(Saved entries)
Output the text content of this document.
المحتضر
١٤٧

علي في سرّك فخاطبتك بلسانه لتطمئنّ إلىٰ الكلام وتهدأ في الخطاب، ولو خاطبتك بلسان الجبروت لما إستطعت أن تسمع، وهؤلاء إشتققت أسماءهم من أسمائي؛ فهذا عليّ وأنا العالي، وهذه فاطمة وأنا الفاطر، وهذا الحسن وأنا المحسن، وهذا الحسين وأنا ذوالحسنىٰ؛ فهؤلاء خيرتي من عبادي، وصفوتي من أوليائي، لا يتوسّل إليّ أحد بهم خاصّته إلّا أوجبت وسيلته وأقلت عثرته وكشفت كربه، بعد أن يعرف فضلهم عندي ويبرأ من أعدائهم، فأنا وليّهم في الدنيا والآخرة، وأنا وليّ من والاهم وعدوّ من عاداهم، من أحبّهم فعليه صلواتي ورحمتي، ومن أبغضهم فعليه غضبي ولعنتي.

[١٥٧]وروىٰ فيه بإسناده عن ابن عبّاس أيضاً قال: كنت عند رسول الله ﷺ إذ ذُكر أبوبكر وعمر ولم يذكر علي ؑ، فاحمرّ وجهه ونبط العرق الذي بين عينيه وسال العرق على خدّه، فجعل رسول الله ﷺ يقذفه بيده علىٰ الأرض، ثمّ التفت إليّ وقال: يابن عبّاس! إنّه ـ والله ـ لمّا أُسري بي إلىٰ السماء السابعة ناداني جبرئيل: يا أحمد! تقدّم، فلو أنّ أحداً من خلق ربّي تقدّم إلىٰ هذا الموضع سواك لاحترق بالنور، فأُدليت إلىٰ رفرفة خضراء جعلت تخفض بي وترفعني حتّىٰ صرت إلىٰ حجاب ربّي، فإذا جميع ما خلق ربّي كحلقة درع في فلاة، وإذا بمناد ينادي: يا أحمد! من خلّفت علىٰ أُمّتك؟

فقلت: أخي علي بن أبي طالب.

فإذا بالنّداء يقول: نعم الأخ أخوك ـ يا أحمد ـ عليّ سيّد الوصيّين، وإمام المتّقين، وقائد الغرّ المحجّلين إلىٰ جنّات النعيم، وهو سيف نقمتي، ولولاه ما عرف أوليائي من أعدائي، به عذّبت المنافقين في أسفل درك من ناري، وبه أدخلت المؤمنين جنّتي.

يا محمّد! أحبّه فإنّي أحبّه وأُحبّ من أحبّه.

- **SET EXERCISE**: Retype the whole listing, matching it exactly.

- **OUTPUT FOR THIS TASK**:
Output the text content of this document.
المحتضر
١٤٧

علي في سرّك فخاطبتك بلسانه لتطمئنّ إلىٰ الكلام وتهدأ في الخطاب، ولو خاطبتك بلسان الجبروت لما إستطعت أن تسمع، وهؤلاء إشتققت أسماءهم من أسمائي؛ فهذا عليّ وأنا العالي، وهذه فاطمة وأنا الفاطر، وهذا الحسن وأنا المحسن، وهذا الحسين وأنا ذوالحسنىٰ؛ فهؤلاء خيرتي من عبادي، وصفوتي من أوليائي، لا يتوسّل إليّ أحد بهم خاصّته إلّا أوجبت وسيلته وأقلت عثرته وكشفت كربه، بعد أن يعرف فضلهم عندي ويبرأ من أعدائهم، فأنا وليّهم في الدنيا والآخرة، وأنا وليّ من والاهم وعدوّ من عاداهم، من أحبّهم فعليه صلواتي ورحمتي، ومن أبغضهم فعليه غضبي ولعنتي.

[١٥٧]وروىٰ فيه بإسناده عن ابن عبّاس أيضاً قال: كنت عند رسول الله ﷺ إذ ذُكر أبوبكر وعمر ولم يذكر علي ؑ، فاحمرّ وجهه ونبط العرق الذي بين عينيه وسال العرق على خدّه، فجعل رسول الله ﷺ يقذفه بيده علىٰ الأرض، ثمّ التفت إليّ وقال: يابن عبّاس! إنّه ـ والله ـ لمّا أُسري بي إلىٰ السماء السابعة ناداني جبرئيل: يا أحمد! تقدّم، فلو أنّ أحداً من خلق ربّي تقدّم إلىٰ هذا الموضع سواك لاحترق بالنور، فأُدليت إلىٰ رفرفة خضراء جعلت تخفض بي وترفعني حتّىٰ صرت إلىٰ حجاب ربّي، فإذا جميع ما خلق ربّي كحلقة درع في فلاة، وإذا بمناد ينادي: يا أحمد! من خلّفت علىٰ أُمّتك؟

فقلت: أخي علي بن أبي طالب.

فإذا بالنّداء يقول: نعم الأخ أخوك ـ يا أحمد ـ عليّ سيّد الوصيّين، وإمام المتّقين، وقائد الغرّ المحجّلين إلىٰ جنّات النعيم، وهو سيف نقمتي، ولولاه ما عرف أوليائي من أعدائي، به عذّبت المنافقين في أسفل درك من ناري، وبه أدخلت المؤمنين جنّتي.

يا محمّد! أحبّه فإنّي أحبّه وأُحبّ من أحبّه.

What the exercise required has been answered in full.